THE PROBLEM: Beginning at the line with "Serialize everything readable", output each line to the end of the listing below exactly, please.

[Part of a data file]

----

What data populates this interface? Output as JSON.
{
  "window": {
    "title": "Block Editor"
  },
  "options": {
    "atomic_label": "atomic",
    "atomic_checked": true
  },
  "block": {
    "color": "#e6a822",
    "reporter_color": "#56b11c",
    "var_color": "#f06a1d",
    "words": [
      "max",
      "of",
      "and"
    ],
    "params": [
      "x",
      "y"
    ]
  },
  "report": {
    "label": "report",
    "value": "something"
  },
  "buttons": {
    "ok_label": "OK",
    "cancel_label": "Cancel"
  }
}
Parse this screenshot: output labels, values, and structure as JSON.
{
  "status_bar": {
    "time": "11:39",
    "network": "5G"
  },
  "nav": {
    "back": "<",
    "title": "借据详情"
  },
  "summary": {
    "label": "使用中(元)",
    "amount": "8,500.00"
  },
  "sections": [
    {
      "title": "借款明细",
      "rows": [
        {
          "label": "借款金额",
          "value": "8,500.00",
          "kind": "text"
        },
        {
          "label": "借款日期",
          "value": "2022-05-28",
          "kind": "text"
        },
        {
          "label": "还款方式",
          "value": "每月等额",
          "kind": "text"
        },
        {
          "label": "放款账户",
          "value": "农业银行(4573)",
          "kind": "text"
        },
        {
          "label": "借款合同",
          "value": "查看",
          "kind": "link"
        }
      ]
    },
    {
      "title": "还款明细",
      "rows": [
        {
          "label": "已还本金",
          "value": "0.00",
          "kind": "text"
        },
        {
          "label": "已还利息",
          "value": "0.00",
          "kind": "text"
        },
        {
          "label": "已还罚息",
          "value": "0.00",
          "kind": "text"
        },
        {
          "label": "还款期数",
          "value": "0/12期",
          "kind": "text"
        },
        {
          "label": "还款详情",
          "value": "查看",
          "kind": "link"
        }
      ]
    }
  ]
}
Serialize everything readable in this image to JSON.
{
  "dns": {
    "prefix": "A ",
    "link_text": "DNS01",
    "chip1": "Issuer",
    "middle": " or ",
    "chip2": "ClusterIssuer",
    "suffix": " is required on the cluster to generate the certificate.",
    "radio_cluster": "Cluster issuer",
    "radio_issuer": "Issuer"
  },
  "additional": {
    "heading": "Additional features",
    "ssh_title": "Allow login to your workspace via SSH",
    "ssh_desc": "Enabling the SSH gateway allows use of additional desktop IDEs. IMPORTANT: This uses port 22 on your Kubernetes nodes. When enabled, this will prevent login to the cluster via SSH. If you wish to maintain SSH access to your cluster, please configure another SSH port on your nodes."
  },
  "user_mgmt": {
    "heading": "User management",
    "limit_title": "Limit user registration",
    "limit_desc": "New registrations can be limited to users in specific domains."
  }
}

----

SOLUTION FOR THIS PROBLEM:
Serialize everything readable in this image to JSON.
{
  "dns": {
    "prefix": "A ",
    "link_text": "DNS01",
    "chip1": "Issuer",
    "middle": " or ",
    "chip2": "ClusterIssuer",
    "suffix": " is required on the cluster to generate the certificate.",
    "radio_cluster": "Cluster issuer",
    "radio_issuer": "Issuer"
  },
  "additional": {
    "heading": "Additional features",
    "ssh_title": "Allow login to your workspace via SSH",
    "ssh_desc": "Enabling the SSH gateway allows use of additional desktop IDEs. IMPORTANT: This uses port 22 on your Kubernetes nodes. When enabled, this will prevent login to the cluster via SSH. If you wish to maintain SSH access to your cluster, please configure another SSH port on your nodes."
  },
  "user_mgmt": {
    "heading": "User management",
    "limit_title": "Limit user registration",
    "limit_desc": "New registrations can be limited to users in specific domains."
  }
}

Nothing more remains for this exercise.